Look through the records and report how many lines include the word "since", with no other words.
— Begin The records —
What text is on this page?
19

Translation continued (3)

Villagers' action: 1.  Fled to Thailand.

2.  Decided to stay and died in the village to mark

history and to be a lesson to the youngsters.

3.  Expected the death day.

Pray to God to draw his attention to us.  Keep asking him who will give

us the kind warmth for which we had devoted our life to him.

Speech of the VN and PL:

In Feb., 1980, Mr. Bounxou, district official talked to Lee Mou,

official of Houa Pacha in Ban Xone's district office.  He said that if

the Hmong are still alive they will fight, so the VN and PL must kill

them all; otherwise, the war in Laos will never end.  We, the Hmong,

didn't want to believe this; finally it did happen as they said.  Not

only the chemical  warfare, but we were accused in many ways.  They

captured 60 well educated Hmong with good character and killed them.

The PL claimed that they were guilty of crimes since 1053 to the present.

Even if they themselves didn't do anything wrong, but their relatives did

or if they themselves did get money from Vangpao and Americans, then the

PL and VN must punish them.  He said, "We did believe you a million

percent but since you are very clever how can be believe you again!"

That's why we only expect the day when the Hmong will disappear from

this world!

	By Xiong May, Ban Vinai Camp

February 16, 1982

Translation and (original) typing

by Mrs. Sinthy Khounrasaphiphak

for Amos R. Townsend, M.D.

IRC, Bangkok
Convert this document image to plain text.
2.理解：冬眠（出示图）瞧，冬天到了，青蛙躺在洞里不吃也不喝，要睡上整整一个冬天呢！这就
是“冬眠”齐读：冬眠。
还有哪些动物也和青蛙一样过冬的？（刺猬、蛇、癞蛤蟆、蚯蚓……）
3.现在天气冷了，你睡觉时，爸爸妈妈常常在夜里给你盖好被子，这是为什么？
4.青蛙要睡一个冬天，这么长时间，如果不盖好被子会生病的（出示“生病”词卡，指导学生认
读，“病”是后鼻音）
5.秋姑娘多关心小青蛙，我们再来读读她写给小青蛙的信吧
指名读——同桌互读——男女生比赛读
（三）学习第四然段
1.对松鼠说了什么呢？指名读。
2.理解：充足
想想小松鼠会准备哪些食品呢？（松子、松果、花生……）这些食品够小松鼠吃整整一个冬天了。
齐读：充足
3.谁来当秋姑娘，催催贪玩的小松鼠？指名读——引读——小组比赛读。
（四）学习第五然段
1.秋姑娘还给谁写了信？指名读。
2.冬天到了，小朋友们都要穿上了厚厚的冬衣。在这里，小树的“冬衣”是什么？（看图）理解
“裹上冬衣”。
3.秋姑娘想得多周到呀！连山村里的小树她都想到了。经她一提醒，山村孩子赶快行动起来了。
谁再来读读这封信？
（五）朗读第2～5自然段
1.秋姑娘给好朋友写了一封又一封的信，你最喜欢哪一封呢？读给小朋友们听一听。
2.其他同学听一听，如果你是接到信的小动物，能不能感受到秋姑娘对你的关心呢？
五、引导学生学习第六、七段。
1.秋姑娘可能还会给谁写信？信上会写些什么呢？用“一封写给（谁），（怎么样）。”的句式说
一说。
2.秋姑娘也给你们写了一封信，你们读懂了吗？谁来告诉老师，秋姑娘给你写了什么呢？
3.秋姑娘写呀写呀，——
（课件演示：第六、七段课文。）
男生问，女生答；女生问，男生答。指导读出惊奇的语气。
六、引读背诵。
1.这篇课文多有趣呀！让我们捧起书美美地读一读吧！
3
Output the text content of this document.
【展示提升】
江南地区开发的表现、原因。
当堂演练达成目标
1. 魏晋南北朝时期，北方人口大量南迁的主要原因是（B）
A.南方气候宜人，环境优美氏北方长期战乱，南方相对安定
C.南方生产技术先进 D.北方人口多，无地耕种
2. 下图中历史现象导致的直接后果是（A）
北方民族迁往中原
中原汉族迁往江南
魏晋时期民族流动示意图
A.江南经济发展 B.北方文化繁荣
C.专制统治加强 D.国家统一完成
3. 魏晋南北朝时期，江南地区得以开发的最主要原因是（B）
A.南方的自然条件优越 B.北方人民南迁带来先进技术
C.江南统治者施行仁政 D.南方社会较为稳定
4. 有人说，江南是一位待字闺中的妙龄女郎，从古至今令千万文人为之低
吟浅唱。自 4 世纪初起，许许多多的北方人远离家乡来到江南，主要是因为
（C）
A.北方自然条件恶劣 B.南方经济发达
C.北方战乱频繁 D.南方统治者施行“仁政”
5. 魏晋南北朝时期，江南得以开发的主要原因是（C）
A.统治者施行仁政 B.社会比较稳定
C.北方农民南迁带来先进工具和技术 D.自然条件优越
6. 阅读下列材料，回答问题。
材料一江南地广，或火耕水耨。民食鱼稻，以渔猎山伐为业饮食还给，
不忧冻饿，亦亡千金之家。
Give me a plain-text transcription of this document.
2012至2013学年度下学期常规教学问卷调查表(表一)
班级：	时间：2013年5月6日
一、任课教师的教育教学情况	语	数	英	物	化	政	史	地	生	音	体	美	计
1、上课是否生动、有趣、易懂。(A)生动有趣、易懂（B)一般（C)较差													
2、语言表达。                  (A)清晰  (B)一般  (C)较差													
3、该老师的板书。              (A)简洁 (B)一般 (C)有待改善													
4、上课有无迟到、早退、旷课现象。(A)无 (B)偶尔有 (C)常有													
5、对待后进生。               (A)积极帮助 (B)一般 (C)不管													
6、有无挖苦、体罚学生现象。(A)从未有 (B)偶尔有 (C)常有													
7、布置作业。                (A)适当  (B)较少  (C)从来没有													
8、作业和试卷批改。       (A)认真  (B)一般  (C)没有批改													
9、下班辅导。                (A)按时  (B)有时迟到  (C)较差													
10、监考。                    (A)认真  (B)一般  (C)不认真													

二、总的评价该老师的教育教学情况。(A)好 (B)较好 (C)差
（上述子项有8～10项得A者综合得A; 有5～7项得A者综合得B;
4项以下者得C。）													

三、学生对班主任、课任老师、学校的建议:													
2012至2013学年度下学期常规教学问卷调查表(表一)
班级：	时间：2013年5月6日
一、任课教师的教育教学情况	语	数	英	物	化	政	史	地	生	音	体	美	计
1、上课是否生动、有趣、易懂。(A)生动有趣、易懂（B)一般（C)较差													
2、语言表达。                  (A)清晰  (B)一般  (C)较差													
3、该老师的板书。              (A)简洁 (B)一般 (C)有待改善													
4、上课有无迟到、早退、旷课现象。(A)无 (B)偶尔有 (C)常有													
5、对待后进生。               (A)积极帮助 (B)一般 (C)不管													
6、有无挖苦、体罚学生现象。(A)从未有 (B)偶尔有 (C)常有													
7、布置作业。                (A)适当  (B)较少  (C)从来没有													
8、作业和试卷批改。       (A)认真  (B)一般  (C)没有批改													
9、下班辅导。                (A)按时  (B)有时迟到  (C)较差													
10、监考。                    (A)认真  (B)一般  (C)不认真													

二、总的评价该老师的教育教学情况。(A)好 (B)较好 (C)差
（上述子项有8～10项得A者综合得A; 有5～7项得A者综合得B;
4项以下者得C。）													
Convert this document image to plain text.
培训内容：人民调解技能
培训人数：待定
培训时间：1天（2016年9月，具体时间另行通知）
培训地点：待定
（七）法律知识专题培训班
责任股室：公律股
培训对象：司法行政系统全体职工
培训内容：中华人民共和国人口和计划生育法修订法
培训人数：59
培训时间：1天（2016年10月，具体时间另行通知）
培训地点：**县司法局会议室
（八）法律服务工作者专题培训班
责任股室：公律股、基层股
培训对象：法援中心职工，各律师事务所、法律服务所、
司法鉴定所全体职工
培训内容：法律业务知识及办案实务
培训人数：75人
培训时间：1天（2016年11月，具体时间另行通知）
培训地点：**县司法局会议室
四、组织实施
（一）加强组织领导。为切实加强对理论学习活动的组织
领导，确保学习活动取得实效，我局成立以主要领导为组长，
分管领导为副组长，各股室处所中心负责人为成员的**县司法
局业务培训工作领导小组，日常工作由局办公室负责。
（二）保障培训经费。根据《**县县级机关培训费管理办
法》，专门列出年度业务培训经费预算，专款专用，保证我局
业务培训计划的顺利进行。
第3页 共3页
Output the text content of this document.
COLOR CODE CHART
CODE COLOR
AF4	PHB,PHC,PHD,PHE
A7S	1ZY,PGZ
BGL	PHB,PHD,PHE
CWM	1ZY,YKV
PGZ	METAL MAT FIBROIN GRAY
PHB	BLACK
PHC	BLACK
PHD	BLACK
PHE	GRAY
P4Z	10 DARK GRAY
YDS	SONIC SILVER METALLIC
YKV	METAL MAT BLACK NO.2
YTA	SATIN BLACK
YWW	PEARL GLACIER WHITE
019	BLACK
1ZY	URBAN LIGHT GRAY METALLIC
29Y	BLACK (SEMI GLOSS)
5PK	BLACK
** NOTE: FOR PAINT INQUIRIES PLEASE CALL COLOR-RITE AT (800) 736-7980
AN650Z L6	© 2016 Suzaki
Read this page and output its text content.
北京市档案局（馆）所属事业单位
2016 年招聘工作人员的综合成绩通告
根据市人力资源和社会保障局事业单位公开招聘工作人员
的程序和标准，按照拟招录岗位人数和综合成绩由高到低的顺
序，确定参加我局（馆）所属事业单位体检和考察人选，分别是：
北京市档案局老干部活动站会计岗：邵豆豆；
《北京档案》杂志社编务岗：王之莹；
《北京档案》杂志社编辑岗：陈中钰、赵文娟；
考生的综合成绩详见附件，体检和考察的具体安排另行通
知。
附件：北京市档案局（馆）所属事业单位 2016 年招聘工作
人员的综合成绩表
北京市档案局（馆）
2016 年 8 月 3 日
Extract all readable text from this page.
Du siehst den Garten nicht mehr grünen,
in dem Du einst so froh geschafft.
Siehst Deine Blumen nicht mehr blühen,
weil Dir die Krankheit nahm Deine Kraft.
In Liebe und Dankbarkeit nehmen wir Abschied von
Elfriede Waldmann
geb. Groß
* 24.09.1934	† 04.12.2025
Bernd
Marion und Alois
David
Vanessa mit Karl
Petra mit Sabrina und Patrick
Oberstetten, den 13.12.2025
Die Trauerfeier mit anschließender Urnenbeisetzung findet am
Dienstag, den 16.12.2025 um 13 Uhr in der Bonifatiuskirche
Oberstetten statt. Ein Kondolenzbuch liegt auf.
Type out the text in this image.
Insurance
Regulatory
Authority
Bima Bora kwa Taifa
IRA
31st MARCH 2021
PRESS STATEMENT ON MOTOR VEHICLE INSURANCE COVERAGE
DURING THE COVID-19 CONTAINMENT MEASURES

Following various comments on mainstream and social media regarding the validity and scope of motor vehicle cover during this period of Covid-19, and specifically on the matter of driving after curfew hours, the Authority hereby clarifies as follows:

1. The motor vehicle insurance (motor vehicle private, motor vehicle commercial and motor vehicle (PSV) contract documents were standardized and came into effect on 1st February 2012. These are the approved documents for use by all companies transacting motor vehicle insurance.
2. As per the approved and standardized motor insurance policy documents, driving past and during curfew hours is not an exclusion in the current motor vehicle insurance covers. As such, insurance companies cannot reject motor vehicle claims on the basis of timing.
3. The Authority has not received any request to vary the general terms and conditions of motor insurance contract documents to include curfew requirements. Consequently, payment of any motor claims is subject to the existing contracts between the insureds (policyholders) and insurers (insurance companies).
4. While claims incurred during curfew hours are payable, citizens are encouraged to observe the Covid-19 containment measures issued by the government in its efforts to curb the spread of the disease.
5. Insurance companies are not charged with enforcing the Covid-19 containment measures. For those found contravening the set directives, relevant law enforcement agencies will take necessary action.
— End The records —
# Output for this exercise:
2